━━━ Record extracts

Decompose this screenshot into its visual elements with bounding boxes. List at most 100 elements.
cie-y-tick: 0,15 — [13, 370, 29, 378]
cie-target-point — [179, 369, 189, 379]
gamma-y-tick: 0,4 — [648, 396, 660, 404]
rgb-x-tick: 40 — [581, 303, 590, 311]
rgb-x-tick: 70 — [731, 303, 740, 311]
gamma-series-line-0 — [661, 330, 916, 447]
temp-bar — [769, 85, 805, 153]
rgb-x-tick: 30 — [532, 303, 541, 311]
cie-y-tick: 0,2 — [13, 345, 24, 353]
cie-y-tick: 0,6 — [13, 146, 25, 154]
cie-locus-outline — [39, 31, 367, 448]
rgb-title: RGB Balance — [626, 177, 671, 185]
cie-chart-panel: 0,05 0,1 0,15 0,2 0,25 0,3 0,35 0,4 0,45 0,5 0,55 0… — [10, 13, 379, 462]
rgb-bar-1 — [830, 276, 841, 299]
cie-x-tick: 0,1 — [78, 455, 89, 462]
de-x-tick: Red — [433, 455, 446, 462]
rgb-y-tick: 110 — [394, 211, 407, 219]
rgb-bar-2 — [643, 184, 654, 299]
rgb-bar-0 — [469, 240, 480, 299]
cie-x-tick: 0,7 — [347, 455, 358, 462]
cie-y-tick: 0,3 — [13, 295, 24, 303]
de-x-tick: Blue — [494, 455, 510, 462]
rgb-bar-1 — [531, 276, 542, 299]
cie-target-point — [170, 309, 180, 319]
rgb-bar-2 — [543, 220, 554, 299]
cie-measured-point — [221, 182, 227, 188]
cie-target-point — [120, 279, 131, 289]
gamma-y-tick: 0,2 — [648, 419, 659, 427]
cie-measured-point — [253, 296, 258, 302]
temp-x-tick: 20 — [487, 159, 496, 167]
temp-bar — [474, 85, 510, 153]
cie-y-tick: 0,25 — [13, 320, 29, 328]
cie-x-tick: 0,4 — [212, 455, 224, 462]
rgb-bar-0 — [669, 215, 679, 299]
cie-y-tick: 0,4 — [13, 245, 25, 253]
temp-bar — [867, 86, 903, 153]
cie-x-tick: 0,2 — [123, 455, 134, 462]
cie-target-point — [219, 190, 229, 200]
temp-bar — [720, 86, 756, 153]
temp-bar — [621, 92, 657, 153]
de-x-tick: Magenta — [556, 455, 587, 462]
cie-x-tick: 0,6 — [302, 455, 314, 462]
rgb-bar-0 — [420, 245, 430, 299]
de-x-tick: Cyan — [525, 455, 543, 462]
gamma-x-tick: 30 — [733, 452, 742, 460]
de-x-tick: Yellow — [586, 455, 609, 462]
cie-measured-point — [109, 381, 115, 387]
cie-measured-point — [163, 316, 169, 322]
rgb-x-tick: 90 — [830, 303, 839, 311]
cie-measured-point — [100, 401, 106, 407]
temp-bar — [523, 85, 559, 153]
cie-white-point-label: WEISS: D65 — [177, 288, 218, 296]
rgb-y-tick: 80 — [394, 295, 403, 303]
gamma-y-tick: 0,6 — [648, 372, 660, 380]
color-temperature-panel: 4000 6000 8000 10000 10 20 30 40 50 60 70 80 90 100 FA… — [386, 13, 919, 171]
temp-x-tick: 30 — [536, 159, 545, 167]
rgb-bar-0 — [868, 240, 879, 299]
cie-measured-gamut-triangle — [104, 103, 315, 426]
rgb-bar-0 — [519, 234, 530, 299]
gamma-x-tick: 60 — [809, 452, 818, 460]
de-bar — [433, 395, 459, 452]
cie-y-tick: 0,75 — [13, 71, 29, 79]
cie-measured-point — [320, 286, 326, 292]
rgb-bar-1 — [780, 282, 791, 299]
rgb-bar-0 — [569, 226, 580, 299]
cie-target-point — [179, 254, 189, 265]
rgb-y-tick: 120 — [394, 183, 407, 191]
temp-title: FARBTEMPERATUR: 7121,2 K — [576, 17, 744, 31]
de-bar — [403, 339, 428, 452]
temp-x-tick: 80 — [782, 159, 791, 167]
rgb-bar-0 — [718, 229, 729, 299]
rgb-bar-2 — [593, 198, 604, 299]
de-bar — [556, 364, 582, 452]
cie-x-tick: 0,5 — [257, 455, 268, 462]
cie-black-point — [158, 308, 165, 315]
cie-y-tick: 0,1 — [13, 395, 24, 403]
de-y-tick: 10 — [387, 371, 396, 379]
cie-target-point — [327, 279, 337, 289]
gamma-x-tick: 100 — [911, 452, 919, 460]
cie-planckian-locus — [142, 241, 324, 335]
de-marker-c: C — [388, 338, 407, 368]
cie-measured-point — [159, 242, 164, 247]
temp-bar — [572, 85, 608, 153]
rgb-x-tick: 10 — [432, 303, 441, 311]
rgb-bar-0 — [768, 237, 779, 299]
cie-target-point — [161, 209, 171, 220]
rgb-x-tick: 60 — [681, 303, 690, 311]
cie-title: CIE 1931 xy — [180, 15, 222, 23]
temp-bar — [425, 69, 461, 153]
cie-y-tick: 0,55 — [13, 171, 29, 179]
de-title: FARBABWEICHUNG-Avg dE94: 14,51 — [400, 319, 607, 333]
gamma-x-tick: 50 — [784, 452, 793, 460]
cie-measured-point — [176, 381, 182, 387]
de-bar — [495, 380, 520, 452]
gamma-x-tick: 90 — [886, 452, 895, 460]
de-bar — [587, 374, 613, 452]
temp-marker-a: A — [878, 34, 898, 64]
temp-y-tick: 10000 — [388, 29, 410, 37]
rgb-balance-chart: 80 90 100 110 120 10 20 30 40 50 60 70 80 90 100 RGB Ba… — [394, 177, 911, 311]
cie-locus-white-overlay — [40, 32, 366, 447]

━━━━━━

- _Task brief_: Copy the records from the start through the line with "de-x-tick: Magenta — [556, 455, 587, 462]", changing each "temp-bar" to "temperature-bar" and leaving everything else the same.

- _Answer_:
Decompose this screenshot into its visual elements with bounding boxes. List at most 100 elements.
cie-y-tick: 0,15 — [13, 370, 29, 378]
cie-target-point — [179, 369, 189, 379]
gamma-y-tick: 0,4 — [648, 396, 660, 404]
rgb-x-tick: 40 — [581, 303, 590, 311]
rgb-x-tick: 70 — [731, 303, 740, 311]
gamma-series-line-0 — [661, 330, 916, 447]
temperature-bar — [769, 85, 805, 153]
rgb-x-tick: 30 — [532, 303, 541, 311]
cie-y-tick: 0,2 — [13, 345, 24, 353]
cie-y-tick: 0,6 — [13, 146, 25, 154]
cie-locus-outline — [39, 31, 367, 448]
rgb-title: RGB Balance — [626, 177, 671, 185]
cie-chart-panel: 0,05 0,1 0,15 0,2 0,25 0,3 0,35 0,4 0,45 0,5 0,55 0… — [10, 13, 379, 462]
rgb-bar-1 — [830, 276, 841, 299]
cie-x-tick: 0,1 — [78, 455, 89, 462]
de-x-tick: Red — [433, 455, 446, 462]
rgb-y-tick: 110 — [394, 211, 407, 219]
rgb-bar-2 — [643, 184, 654, 299]
rgb-bar-0 — [469, 240, 480, 299]
cie-x-tick: 0,7 — [347, 455, 358, 462]
cie-y-tick: 0,3 — [13, 295, 24, 303]
de-x-tick: Blue — [494, 455, 510, 462]
rgb-bar-1 — [531, 276, 542, 299]
cie-target-point — [170, 309, 180, 319]
rgb-bar-2 — [543, 220, 554, 299]
cie-measured-point — [221, 182, 227, 188]
cie-target-point — [120, 279, 131, 289]
gamma-y-tick: 0,2 — [648, 419, 659, 427]
cie-measured-point — [253, 296, 258, 302]
temp-x-tick: 20 — [487, 159, 496, 167]
temperature-bar — [474, 85, 510, 153]
cie-y-tick: 0,25 — [13, 320, 29, 328]
cie-x-tick: 0,4 — [212, 455, 224, 462]
rgb-bar-0 — [669, 215, 679, 299]
cie-y-tick: 0,4 — [13, 245, 25, 253]
temperature-bar — [867, 86, 903, 153]
cie-x-tick: 0,2 — [123, 455, 134, 462]
cie-target-point — [219, 190, 229, 200]
temperature-bar — [720, 86, 756, 153]
temperature-bar — [621, 92, 657, 153]
de-x-tick: Magenta — [556, 455, 587, 462]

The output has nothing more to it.